Search the listing below for the string "Risk" and show each line that contains it.

Given data:
+++++

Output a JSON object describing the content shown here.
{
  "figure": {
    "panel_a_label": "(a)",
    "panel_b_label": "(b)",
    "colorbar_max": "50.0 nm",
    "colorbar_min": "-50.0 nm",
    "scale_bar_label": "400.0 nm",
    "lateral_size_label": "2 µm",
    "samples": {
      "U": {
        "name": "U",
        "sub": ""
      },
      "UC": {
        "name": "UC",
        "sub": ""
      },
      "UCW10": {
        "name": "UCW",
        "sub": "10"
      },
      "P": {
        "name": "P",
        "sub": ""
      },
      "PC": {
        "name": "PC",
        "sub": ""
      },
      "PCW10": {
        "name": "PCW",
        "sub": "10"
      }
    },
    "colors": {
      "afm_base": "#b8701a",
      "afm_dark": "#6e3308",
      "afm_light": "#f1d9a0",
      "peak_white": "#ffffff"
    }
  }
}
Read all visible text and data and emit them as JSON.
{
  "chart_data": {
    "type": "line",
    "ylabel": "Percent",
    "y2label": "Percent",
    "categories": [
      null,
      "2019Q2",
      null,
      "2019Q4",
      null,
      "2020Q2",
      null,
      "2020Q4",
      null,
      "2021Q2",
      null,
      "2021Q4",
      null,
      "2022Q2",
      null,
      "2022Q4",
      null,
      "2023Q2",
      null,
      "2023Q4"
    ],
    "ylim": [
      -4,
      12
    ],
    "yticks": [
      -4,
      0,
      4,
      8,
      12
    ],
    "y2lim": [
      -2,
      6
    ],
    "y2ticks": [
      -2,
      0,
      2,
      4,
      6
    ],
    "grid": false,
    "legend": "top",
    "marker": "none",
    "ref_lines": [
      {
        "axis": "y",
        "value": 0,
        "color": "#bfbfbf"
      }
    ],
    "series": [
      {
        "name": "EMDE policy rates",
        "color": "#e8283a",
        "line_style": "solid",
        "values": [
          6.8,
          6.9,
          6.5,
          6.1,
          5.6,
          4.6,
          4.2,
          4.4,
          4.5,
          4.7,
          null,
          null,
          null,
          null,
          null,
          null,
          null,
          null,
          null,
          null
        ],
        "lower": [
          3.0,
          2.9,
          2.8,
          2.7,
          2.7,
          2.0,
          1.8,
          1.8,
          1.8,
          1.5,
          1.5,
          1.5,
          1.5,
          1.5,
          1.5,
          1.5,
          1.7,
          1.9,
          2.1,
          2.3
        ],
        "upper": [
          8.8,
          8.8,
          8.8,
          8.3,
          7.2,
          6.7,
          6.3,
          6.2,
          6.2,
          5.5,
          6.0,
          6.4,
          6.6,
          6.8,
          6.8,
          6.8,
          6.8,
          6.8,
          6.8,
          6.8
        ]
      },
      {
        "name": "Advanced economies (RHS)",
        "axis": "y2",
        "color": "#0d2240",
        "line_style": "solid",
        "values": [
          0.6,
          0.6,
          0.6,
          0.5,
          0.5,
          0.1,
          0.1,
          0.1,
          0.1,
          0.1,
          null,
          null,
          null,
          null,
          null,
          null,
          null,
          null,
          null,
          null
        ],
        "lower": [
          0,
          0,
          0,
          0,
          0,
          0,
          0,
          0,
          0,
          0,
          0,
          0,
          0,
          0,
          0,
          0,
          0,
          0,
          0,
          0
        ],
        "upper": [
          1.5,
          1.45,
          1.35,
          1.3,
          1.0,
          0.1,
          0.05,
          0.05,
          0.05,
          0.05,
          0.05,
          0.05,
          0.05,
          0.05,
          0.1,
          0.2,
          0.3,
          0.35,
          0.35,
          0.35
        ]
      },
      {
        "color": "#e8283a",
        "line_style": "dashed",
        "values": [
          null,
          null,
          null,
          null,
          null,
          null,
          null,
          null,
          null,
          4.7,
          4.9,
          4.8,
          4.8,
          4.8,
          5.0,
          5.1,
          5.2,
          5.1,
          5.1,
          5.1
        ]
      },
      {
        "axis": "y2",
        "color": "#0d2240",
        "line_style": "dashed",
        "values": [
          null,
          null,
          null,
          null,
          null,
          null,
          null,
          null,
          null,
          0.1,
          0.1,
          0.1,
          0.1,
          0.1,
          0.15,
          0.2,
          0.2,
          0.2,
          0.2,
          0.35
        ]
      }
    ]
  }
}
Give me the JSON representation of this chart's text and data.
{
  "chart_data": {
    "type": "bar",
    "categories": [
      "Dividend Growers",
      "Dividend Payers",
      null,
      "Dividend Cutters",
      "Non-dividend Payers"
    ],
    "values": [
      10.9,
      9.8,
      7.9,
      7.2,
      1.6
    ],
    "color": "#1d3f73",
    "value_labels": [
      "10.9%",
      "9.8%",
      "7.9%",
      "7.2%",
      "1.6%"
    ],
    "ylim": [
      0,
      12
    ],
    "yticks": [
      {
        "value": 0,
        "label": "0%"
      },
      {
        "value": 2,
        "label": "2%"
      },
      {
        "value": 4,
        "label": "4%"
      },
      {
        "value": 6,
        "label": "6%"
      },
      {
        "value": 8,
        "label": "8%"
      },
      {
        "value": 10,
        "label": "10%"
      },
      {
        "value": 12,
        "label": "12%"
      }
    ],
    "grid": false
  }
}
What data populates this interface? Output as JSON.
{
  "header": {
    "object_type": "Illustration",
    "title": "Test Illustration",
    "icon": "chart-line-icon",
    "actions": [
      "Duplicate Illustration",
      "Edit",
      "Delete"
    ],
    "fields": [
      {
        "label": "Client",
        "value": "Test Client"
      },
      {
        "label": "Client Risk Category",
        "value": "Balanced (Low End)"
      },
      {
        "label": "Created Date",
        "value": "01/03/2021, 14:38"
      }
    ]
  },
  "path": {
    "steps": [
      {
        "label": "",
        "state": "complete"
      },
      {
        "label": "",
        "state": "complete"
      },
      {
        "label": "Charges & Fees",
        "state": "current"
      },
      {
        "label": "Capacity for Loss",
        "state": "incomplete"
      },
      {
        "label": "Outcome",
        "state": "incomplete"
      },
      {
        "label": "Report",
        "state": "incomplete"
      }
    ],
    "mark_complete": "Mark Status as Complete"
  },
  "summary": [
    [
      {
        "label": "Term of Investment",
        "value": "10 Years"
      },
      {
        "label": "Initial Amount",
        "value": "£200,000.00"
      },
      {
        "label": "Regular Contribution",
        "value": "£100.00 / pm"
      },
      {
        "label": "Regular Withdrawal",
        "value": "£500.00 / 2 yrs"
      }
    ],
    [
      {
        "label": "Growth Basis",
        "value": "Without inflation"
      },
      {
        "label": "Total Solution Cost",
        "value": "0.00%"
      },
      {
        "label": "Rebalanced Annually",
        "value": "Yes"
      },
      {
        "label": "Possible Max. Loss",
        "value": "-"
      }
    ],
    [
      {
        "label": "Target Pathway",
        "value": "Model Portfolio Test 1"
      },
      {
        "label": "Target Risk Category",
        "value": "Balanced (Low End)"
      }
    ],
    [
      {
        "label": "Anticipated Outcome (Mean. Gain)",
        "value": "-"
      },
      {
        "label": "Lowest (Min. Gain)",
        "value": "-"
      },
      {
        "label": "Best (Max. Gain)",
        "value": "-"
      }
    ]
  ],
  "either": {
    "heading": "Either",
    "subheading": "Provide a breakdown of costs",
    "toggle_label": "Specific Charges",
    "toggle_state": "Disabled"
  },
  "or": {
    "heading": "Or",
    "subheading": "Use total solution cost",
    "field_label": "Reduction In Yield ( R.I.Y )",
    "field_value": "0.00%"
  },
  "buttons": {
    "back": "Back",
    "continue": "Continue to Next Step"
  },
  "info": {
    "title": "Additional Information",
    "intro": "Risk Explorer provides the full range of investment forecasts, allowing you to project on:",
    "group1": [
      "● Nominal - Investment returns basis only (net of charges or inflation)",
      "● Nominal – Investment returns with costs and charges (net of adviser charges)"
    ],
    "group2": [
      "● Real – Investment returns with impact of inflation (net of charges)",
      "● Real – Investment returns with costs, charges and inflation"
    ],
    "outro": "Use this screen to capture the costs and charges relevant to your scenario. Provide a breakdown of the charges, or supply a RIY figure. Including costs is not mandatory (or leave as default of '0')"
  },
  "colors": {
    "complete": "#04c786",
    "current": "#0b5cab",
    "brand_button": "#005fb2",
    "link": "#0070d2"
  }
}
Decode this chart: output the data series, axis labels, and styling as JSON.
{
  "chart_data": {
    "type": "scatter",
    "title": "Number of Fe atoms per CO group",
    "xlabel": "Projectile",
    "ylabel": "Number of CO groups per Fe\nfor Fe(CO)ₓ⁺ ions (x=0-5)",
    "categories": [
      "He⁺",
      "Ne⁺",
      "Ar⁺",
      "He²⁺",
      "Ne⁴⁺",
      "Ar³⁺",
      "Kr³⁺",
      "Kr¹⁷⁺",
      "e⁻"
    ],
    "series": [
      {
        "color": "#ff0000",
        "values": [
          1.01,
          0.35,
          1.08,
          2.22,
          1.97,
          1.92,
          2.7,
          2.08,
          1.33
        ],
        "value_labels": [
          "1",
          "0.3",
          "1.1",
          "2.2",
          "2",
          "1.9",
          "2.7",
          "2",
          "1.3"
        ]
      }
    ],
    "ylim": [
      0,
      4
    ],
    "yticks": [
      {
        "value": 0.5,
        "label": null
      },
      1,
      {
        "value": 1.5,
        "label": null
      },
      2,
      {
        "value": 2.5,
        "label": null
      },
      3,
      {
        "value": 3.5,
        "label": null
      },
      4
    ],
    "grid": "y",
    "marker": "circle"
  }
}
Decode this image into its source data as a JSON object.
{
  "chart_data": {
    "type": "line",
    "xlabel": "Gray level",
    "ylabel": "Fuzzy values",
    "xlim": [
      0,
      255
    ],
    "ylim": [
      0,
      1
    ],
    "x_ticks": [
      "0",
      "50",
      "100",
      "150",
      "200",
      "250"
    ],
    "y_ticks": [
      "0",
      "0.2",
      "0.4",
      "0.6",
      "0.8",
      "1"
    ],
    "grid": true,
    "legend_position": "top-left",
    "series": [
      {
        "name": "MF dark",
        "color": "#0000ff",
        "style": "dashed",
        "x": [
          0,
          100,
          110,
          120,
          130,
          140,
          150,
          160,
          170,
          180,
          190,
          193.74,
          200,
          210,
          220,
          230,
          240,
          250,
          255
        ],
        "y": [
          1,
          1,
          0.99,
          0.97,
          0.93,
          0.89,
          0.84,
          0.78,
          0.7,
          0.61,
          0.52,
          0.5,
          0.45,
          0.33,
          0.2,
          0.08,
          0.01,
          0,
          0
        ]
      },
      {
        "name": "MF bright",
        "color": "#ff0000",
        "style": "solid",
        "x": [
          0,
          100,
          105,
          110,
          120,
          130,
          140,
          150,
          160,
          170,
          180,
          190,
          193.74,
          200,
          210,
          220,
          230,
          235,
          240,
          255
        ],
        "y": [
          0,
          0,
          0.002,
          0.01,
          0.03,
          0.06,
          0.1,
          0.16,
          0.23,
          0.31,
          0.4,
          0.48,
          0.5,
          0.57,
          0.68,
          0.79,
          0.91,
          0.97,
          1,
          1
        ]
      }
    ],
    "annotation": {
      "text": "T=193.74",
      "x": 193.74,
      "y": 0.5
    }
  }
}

+++++

Answer below:
        "label": "Client Risk Category",
        "label": "Target Risk Category",
    "intro": "Risk Explorer provides the full range of investment forecasts, allowing you to project on:",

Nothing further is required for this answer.